● TASK OBJECTIVE:
Your task is to print the material below exactly as presented.

--- start RECORDS SUPPLIED ---

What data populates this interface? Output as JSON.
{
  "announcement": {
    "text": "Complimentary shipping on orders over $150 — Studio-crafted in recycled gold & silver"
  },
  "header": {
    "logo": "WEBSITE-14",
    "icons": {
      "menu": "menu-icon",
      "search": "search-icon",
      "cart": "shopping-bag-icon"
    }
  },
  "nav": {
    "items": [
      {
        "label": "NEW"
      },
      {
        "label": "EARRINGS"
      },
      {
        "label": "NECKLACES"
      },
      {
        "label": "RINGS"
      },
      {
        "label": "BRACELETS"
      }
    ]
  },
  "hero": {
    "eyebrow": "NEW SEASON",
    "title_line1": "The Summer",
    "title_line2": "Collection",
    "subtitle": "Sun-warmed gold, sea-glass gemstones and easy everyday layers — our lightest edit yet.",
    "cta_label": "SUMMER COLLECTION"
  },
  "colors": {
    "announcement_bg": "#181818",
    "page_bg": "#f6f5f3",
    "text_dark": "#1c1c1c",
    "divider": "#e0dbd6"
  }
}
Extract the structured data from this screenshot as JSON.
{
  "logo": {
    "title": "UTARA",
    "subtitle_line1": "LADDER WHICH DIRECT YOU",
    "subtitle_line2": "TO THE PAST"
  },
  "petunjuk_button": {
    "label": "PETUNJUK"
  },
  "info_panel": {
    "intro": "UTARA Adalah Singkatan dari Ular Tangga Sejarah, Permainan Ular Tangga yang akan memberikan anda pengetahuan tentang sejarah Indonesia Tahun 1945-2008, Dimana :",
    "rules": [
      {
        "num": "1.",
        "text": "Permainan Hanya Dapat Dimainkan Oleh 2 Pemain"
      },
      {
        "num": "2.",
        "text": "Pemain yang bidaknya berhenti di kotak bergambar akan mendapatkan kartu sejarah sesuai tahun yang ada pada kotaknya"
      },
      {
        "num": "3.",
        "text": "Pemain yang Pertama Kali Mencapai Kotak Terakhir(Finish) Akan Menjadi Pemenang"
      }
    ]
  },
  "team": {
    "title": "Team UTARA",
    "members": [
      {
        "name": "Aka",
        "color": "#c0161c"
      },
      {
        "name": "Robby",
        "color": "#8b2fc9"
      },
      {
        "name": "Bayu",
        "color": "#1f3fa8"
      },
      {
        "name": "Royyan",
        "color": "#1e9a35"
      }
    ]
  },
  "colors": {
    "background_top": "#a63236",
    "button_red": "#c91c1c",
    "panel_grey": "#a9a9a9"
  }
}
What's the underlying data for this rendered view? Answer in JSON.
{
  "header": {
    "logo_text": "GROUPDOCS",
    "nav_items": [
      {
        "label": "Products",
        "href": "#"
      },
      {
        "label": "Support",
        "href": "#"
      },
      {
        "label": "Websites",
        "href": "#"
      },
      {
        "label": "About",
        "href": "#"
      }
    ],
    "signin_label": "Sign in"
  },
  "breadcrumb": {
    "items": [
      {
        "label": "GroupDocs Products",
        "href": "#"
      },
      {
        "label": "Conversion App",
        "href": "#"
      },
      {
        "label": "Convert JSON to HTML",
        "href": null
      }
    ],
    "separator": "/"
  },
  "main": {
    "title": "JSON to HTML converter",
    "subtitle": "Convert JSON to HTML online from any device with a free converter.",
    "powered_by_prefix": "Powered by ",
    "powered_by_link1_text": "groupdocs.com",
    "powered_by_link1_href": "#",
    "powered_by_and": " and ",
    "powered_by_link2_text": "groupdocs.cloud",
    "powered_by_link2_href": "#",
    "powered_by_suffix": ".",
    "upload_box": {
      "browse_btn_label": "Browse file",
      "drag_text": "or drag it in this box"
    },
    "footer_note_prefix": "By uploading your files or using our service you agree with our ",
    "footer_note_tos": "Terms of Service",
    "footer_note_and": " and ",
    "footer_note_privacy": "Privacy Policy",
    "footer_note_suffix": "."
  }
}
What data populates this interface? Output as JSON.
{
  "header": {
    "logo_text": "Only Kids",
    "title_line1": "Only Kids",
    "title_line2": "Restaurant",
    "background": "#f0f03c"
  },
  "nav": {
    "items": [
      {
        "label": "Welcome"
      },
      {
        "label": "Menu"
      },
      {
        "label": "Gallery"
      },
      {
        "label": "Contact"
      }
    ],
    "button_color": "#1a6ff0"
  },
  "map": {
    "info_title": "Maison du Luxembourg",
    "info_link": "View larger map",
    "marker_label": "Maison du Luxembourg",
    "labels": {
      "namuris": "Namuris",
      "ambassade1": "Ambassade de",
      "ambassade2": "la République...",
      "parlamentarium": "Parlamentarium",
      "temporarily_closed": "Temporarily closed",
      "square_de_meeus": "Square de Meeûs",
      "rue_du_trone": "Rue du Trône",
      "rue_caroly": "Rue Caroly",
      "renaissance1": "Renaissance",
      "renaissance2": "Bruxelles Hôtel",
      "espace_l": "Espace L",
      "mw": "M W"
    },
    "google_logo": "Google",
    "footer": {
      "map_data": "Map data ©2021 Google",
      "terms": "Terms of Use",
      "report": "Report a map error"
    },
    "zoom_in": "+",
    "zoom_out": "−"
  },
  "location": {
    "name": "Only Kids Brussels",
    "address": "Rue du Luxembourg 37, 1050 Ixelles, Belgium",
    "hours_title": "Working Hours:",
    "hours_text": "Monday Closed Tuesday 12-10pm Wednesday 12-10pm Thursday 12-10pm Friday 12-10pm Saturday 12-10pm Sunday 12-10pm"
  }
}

--- end RECORDS SUPPLIED ---

● COMPLETED EXERCISE:
What data populates this interface? Output as JSON.
{
  "announcement": {
    "text": "Complimentary shipping on orders over $150 — Studio-crafted in recycled gold & silver"
  },
  "header": {
    "logo": "WEBSITE-14",
    "icons": {
      "menu": "menu-icon",
      "search": "search-icon",
      "cart": "shopping-bag-icon"
    }
  },
  "nav": {
    "items": [
      {
        "label": "NEW"
      },
      {
        "label": "EARRINGS"
      },
      {
        "label": "NECKLACES"
      },
      {
        "label": "RINGS"
      },
      {
        "label": "BRACELETS"
      }
    ]
  },
  "hero": {
    "eyebrow": "NEW SEASON",
    "title_line1": "The Summer",
    "title_line2": "Collection",
    "subtitle": "Sun-warmed gold, sea-glass gemstones and easy everyday layers — our lightest edit yet.",
    "cta_label": "SUMMER COLLECTION"
  },
  "colors": {
    "announcement_bg": "#181818",
    "page_bg": "#f6f5f3",
    "text_dark": "#1c1c1c",
    "divider": "#e0dbd6"
  }
}
Extract the structured data from this screenshot as JSON.
{
  "logo": {
    "title": "UTARA",
    "subtitle_line1": "LADDER WHICH DIRECT YOU",
    "subtitle_line2": "TO THE PAST"
  },
  "petunjuk_button": {
    "label": "PETUNJUK"
  },
  "info_panel": {
    "intro": "UTARA Adalah Singkatan dari Ular Tangga Sejarah, Permainan Ular Tangga yang akan memberikan anda pengetahuan tentang sejarah Indonesia Tahun 1945-2008, Dimana :",
    "rules": [
      {
        "num": "1.",
        "text": "Permainan Hanya Dapat Dimainkan Oleh 2 Pemain"
      },
      {
        "num": "2.",
        "text": "Pemain yang bidaknya berhenti di kotak bergambar akan mendapatkan kartu sejarah sesuai tahun yang ada pada kotaknya"
      },
      {
        "num": "3.",
        "text": "Pemain yang Pertama Kali Mencapai Kotak Terakhir(Finish) Akan Menjadi Pemenang"
      }
    ]
  },
  "team": {
    "title": "Team UTARA",
    "members": [
      {
        "name": "Aka",
        "color": "#c0161c"
      },
      {
        "name": "Robby",
        "color": "#8b2fc9"
      },
      {
        "name": "Bayu",
        "color": "#1f3fa8"
      },
      {
        "name": "Royyan",
        "color": "#1e9a35"
      }
    ]
  },
  "colors": {
    "background_top": "#a63236",
    "button_red": "#c91c1c",
    "panel_grey": "#a9a9a9"
  }
}
What's the underlying data for this rendered view? Answer in JSON.
{
  "header": {
    "logo_text": "GROUPDOCS",
    "nav_items": [
      {
        "label": "Products",
        "href": "#"
      },
      {
        "label": "Support",
        "href": "#"
      },
      {
        "label": "Websites",
        "href": "#"
      },
      {
        "label": "About",
        "href": "#"
      }
    ],
    "signin_label": "Sign in"
  },
  "breadcrumb": {
    "items": [
      {
        "label": "GroupDocs Products",
        "href": "#"
      },
      {
        "label": "Conversion App",
        "href": "#"
      },
      {
        "label": "Convert JSON to HTML",
        "href": null
      }
    ],
    "separator": "/"
  },
  "main": {
    "title": "JSON to HTML converter",
    "subtitle": "Convert JSON to HTML online from any device with a free converter.",
    "powered_by_prefix": "Powered by ",
    "powered_by_link1_text": "groupdocs.com",
    "powered_by_link1_href": "#",
    "powered_by_and": " and ",
    "powered_by_link2_text": "groupdocs.cloud",
    "powered_by_link2_href": "#",
    "powered_by_suffix": ".",
    "upload_box": {
      "browse_btn_label": "Browse file",
      "drag_text": "or drag it in this box"
    },
    "footer_note_prefix": "By uploading your files or using our service you agree with our ",
    "footer_note_tos": "Terms of Service",
    "footer_note_and": " and ",
    "footer_note_privacy": "Privacy Policy",
    "footer_note_suffix": "."
  }
}
What data populates this interface? Output as JSON.
{
  "header": {
    "logo_text": "Only Kids",
    "title_line1": "Only Kids",
    "title_line2": "Restaurant",
    "background": "#f0f03c"
  },
  "nav": {
    "items": [
      {
        "label": "Welcome"
      },
      {
        "label": "Menu"
      },
      {
        "label": "Gallery"
      },
      {
        "label": "Contact"
      }
    ],
    "button_color": "#1a6ff0"
  },
  "map": {
    "info_title": "Maison du Luxembourg",
    "info_link": "View larger map",
    "marker_label": "Maison du Luxembourg",
    "labels": {
      "namuris": "Namuris",
      "ambassade1": "Ambassade de",
      "ambassade2": "la République...",
      "parlamentarium": "Parlamentarium",
      "temporarily_closed": "Temporarily closed",
      "square_de_meeus": "Square de Meeûs",
      "rue_du_trone": "Rue du Trône",
      "rue_caroly": "Rue Caroly",
      "renaissance1": "Renaissance",
      "renaissance2": "Bruxelles Hôtel",
      "espace_l": "Espace L",
      "mw": "M W"
    },
    "google_logo": "Google",
    "footer": {
      "map_data": "Map data ©2021 Google",
      "terms": "Terms of Use",
      "report": "Report a map error"
    },
    "zoom_in": "+",
    "zoom_out": "−"
  },
  "location": {
    "name": "Only Kids Brussels",
    "address": "Rue du Luxembourg 37, 1050 Ixelles, Belgium",
    "hours_title": "Working Hours:",
    "hours_text": "Monday Closed Tuesday 12-10pm Wednesday 12-10pm Thursday 12-10pm Friday 12-10pm Saturday 12-10pm Sunday 12-10pm"
  }
}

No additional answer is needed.